**STATED PROBLEM**
Each line containing the word "name" needs to be copied.

**RECORDED DATA**
►

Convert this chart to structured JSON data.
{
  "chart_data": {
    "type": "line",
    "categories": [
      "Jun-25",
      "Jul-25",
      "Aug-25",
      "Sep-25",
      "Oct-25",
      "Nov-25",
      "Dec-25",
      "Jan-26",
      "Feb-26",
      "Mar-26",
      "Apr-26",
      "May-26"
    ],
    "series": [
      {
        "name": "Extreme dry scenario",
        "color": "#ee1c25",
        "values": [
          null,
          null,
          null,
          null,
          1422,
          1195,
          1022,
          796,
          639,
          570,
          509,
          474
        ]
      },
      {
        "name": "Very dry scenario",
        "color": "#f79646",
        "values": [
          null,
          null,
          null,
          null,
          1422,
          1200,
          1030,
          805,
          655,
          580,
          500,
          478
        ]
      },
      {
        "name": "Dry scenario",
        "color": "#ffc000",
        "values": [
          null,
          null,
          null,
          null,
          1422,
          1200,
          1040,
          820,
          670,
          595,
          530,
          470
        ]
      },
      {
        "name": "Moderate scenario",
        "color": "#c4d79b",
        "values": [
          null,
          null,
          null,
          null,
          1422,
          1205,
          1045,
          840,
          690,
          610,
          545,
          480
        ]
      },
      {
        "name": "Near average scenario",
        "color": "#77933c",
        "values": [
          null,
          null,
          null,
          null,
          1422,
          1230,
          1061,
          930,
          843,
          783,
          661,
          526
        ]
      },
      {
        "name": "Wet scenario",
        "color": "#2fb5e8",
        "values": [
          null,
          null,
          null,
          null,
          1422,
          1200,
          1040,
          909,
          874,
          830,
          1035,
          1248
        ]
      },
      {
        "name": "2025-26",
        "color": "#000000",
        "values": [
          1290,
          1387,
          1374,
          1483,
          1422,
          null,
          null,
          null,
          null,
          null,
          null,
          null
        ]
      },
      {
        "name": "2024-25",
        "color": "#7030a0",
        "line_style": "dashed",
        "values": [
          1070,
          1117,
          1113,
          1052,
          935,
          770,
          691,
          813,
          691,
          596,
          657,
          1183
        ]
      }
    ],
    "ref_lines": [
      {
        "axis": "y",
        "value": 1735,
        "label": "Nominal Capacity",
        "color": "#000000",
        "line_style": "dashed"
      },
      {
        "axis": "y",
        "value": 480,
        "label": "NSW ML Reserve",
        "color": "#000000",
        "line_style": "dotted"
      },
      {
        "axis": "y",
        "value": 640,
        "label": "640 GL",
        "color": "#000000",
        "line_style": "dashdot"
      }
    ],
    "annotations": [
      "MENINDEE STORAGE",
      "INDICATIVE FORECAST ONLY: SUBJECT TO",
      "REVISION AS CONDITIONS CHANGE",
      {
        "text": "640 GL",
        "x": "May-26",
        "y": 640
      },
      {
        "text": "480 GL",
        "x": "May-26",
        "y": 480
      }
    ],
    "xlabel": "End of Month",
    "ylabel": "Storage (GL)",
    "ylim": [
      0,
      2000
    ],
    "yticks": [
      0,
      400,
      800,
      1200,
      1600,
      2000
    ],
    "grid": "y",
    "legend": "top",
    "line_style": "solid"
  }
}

◄

**FINAL RESULT**
        "name": "Extreme dry scenario",
        "name": "Very dry scenario",
        "name": "Dry scenario",
        "name": "Moderate scenario",
        "name": "Near average scenario",
        "name": "Wet scenario",
        "name": "2025-26",
        "name": "2024-25",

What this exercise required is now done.